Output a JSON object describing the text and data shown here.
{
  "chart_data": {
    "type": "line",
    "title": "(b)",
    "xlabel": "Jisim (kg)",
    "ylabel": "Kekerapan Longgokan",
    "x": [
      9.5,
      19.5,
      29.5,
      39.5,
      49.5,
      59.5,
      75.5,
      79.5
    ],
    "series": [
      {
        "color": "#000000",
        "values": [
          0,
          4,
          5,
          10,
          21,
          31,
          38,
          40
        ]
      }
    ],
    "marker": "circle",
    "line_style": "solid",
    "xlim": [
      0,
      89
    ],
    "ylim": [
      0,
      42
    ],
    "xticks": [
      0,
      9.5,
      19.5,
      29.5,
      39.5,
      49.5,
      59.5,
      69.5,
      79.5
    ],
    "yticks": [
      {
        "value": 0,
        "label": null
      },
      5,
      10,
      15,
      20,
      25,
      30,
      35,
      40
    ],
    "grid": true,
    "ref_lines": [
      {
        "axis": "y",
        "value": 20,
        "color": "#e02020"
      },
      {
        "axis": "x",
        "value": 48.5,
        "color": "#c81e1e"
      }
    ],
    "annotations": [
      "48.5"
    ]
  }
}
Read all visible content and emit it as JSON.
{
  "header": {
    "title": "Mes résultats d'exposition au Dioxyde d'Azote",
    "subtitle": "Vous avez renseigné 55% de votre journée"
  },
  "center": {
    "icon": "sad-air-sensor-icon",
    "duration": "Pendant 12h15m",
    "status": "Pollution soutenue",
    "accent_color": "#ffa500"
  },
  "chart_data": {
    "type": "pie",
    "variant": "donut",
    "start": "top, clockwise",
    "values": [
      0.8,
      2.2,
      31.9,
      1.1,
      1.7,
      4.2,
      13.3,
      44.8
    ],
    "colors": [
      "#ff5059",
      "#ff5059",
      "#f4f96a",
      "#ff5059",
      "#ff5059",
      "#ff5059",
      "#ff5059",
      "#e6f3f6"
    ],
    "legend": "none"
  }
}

────────────────

> What to work on
Type out the full listing again, exactly as given.

> Reply
Output a JSON object describing the text and data shown here.
{
  "chart_data": {
    "type": "line",
    "title": "(b)",
    "xlabel": "Jisim (kg)",
    "ylabel": "Kekerapan Longgokan",
    "x": [
      9.5,
      19.5,
      29.5,
      39.5,
      49.5,
      59.5,
      75.5,
      79.5
    ],
    "series": [
      {
        "color": "#000000",
        "values": [
          0,
          4,
          5,
          10,
          21,
          31,
          38,
          40
        ]
      }
    ],
    "marker": "circle",
    "line_style": "solid",
    "xlim": [
      0,
      89
    ],
    "ylim": [
      0,
      42
    ],
    "xticks": [
      0,
      9.5,
      19.5,
      29.5,
      39.5,
      49.5,
      59.5,
      69.5,
      79.5
    ],
    "yticks": [
      {
        "value": 0,
        "label": null
      },
      5,
      10,
      15,
      20,
      25,
      30,
      35,
      40
    ],
    "grid": true,
    "ref_lines": [
      {
        "axis": "y",
        "value": 20,
        "color": "#e02020"
      },
      {
        "axis": "x",
        "value": 48.5,
        "color": "#c81e1e"
      }
    ],
    "annotations": [
      "48.5"
    ]
  }
}
Read all visible content and emit it as JSON.
{
  "header": {
    "title": "Mes résultats d'exposition au Dioxyde d'Azote",
    "subtitle": "Vous avez renseigné 55% de votre journée"
  },
  "center": {
    "icon": "sad-air-sensor-icon",
    "duration": "Pendant 12h15m",
    "status": "Pollution soutenue",
    "accent_color": "#ffa500"
  },
  "chart_data": {
    "type": "pie",
    "variant": "donut",
    "start": "top, clockwise",
    "values": [
      0.8,
      2.2,
      31.9,
      1.1,
      1.7,
      4.2,
      13.3,
      44.8
    ],
    "colors": [
      "#ff5059",
      "#ff5059",
      "#f4f96a",
      "#ff5059",
      "#ff5059",
      "#ff5059",
      "#ff5059",
      "#e6f3f6"
    ],
    "legend": "none"
  }
}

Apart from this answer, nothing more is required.